- Passage to read:
United Fire & Cas. Co. v. Kleppe, 91-1231-FT
Court | Court of Appeals of Wisconsin |
Writing for the Court | LaROCQUE |
Citation | 166 Wis.2d 844,480 N.W.2d 537 |
Parties | UNITED FIRE & CASUALTY COMPANY, Plaintiff-Appellant, v. Gayle L. KLEPPE, Beau Wold, Defendants-Respondents, d Employers Insurance of Wausau, State of Wisconsin Department of Industry, Labor and Human Relations, Workers' Compensation Division, Defendants. |
Docket Number | No. 91-1231-FT,91-1231-FT |
Decision Date | 14 January 1992 |
Page 537
v.
Gayle L. KLEPPE, Beau Wold, Defendants-Respondents,
d
Employers Insurance of Wausau, State of Wisconsin Department
of Industry, Labor and Human Relations, Workers'
Compensation Division, Defendants.
Opinion Released Jan. 14, 1992.
Opinion Filed Jan. 14, 1992.
Page 538
[166 Wis.2d 846] On behalf of plaintiff-appellant, the cause was submitted on the briefs of Michael F. O'Brien of Garvey, Anderson, Johnson, Gabler & Geraci, S.C. of Eau Claire.

- Stored data entries:
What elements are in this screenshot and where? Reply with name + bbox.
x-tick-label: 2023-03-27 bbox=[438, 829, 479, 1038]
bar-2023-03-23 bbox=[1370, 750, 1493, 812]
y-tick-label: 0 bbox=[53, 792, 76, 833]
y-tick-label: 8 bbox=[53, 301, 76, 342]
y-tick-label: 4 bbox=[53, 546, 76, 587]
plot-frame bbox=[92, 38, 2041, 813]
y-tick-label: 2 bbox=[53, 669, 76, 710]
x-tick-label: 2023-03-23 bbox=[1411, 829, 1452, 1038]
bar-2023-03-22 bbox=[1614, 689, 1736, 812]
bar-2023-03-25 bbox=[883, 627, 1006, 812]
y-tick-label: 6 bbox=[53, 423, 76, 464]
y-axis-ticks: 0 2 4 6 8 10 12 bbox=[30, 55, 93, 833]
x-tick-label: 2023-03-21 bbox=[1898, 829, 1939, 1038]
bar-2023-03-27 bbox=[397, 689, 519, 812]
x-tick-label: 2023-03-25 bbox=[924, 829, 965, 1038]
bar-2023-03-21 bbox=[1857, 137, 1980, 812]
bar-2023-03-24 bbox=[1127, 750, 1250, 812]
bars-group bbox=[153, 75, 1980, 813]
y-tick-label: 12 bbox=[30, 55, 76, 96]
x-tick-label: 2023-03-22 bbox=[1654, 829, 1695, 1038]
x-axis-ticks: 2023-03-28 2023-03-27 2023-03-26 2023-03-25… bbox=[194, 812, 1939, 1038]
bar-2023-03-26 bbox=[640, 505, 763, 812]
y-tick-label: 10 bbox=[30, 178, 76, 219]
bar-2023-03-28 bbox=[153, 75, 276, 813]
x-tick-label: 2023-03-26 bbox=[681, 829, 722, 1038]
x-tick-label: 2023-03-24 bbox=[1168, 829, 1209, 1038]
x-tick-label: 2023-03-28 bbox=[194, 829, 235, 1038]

- Apply what you read:
• a. On what date was the decision issued, according to the case caption?
• b. List every field label that appears in the table of the case caption.
• c. Output the stretch of the case caption from "Opinion Released Jan." through "of Eau Claire.", copied word for word.

- Solutions to each task:
• a. 14 January 1992

• b. Court; Writing for the Court; Citation; Parties; Docket Number; Decision Date

• c.
Opinion Released Jan. 14, 1992.
Opinion Filed Jan. 14, 1992.
Page 538
[166 Wis.2d 846] On behalf of plaintiff-appellant, the cause was submitted on the briefs of Michael F. O'Brien of Garvey, Anderson, Johnson, Gabler & Geraci, S.C. of Eau Claire.